• _Information shown_:
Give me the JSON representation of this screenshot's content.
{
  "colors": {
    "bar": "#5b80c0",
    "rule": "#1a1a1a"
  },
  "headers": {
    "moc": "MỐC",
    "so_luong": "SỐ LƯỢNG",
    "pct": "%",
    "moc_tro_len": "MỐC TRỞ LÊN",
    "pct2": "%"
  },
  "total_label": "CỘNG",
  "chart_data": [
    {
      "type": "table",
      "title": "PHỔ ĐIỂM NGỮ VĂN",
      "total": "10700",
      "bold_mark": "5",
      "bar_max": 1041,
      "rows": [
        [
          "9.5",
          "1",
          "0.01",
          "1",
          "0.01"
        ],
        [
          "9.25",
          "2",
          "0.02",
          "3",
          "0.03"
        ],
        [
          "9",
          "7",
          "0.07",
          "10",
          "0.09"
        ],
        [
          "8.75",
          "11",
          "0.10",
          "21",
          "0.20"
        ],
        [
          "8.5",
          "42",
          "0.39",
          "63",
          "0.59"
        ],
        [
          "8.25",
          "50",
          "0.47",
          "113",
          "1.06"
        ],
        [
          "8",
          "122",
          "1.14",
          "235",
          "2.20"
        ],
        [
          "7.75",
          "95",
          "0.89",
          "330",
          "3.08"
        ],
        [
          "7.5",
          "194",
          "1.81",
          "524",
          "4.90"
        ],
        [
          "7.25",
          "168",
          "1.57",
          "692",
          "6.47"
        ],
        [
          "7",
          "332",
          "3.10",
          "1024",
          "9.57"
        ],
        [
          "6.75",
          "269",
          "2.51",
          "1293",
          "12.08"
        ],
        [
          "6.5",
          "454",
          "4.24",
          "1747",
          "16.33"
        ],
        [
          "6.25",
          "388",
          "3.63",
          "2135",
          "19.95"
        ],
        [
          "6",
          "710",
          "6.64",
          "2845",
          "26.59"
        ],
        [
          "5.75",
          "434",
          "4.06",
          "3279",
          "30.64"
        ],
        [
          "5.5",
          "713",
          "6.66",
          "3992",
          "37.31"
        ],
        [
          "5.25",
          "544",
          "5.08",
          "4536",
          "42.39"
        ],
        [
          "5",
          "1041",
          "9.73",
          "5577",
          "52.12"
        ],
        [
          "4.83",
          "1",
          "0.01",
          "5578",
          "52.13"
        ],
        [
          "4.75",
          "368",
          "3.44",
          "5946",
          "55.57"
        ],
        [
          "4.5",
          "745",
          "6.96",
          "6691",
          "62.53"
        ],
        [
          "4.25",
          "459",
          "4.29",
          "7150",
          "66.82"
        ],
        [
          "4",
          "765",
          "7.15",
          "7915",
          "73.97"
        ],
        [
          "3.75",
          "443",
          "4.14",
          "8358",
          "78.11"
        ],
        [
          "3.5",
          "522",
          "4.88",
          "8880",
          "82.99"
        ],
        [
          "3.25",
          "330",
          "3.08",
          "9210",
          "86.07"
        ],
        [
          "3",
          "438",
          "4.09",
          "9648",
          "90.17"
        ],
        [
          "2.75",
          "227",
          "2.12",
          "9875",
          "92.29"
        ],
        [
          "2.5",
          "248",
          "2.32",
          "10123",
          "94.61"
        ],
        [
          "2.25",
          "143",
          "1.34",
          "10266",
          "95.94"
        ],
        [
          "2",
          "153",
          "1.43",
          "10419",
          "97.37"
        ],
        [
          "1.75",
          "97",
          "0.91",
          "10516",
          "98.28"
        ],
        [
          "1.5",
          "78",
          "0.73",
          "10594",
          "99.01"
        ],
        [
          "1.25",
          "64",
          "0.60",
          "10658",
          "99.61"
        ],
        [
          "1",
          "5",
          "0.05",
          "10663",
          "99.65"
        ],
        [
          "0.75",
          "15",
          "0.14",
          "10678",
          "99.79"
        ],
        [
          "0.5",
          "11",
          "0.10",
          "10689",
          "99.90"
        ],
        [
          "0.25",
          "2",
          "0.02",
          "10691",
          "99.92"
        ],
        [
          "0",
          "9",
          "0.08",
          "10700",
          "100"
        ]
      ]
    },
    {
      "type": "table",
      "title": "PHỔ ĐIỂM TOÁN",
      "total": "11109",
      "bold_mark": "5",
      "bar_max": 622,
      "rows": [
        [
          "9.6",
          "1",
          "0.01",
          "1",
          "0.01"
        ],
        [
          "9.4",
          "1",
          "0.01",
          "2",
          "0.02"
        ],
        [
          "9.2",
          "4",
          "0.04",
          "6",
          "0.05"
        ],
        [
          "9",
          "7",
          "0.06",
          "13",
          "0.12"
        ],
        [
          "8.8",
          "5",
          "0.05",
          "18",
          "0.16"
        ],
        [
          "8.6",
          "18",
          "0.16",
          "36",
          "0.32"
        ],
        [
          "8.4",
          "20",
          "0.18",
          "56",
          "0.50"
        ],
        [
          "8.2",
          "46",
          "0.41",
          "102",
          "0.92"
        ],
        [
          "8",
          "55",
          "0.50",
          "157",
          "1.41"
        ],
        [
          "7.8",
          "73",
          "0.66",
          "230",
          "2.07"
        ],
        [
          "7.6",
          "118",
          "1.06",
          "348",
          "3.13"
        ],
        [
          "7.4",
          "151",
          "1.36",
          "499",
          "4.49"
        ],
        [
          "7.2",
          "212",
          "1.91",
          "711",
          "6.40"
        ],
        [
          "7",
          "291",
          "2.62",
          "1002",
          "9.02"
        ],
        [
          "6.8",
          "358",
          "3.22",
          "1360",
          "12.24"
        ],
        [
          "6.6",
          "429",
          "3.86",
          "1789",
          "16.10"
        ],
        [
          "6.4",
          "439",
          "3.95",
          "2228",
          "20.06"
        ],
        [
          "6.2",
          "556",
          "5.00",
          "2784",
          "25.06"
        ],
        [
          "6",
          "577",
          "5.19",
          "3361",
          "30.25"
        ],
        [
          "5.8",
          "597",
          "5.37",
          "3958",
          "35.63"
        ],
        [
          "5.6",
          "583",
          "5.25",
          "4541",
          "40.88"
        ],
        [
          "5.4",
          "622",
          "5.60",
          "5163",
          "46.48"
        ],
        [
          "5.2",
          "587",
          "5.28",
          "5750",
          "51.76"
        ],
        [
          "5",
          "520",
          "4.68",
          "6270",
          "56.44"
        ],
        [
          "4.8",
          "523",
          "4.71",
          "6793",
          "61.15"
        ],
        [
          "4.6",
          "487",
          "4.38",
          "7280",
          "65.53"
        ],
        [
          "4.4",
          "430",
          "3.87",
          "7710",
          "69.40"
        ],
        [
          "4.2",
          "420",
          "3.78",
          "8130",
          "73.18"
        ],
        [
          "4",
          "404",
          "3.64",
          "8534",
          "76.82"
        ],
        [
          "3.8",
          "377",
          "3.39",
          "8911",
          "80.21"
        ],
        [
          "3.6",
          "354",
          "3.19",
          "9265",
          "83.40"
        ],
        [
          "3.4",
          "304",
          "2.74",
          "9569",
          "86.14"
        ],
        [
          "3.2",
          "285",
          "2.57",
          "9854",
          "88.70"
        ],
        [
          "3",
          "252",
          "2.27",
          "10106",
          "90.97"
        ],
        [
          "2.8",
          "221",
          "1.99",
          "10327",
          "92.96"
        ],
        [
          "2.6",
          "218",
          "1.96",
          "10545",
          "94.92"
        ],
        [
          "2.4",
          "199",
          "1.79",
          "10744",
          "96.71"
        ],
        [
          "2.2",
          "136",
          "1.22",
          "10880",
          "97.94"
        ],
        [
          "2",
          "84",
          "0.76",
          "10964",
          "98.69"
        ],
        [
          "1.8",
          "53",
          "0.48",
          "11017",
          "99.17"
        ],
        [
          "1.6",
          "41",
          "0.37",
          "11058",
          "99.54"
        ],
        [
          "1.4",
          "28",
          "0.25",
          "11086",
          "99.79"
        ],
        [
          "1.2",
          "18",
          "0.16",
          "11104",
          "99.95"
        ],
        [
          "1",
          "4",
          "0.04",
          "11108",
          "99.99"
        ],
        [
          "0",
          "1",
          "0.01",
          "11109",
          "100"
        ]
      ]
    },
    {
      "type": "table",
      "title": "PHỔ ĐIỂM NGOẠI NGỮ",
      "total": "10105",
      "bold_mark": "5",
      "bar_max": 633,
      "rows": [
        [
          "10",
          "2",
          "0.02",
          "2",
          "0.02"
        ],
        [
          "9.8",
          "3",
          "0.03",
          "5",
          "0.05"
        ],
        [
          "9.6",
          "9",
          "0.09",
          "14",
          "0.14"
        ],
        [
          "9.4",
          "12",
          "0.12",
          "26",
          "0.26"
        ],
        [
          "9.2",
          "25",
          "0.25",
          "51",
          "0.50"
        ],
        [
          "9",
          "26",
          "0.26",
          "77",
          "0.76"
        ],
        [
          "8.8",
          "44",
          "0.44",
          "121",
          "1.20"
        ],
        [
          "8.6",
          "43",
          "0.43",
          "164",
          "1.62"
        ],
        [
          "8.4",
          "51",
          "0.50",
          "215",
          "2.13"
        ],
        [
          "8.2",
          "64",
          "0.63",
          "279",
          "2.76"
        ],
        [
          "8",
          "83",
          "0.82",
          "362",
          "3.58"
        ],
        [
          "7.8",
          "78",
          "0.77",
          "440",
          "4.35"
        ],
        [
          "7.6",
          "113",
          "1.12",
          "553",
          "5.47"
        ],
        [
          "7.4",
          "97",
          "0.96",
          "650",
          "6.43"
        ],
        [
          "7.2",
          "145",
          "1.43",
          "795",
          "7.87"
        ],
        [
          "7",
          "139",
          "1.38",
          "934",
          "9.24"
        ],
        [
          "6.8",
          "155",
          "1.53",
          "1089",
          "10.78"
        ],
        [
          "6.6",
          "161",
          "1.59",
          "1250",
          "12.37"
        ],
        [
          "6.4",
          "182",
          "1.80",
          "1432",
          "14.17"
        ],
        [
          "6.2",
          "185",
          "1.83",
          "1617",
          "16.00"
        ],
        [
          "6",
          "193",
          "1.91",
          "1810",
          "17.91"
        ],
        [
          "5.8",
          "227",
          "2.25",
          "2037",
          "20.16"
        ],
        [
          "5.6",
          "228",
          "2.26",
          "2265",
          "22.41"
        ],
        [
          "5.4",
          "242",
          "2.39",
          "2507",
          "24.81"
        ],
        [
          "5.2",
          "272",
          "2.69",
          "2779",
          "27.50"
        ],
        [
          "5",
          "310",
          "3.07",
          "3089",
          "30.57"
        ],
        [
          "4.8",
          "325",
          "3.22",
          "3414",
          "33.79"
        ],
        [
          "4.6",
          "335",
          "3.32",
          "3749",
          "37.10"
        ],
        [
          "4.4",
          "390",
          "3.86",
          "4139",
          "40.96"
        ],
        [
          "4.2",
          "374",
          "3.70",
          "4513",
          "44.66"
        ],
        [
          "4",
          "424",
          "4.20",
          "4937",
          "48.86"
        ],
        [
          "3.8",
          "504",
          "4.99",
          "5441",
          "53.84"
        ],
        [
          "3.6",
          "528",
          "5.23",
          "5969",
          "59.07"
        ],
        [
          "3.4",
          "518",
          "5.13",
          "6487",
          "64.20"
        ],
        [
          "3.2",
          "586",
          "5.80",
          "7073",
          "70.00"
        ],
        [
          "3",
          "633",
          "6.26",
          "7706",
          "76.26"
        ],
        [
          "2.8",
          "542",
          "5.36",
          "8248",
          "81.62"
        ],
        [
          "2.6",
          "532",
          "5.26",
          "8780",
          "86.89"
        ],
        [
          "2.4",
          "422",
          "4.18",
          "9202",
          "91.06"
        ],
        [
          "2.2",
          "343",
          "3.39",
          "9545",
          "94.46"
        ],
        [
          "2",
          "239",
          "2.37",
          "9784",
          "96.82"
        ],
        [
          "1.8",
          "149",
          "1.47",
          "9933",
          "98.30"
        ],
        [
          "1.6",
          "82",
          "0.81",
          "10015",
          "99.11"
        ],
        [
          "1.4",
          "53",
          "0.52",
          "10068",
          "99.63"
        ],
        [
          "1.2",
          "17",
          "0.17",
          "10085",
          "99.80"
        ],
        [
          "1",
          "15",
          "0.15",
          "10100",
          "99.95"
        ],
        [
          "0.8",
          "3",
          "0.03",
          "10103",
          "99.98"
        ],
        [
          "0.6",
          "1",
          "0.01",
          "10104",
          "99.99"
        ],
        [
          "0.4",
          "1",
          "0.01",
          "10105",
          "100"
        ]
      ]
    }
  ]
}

• _Given exercise_:
Report how many lines in the data include the word "title", and give nothing but the count.

• _Written answer_:
3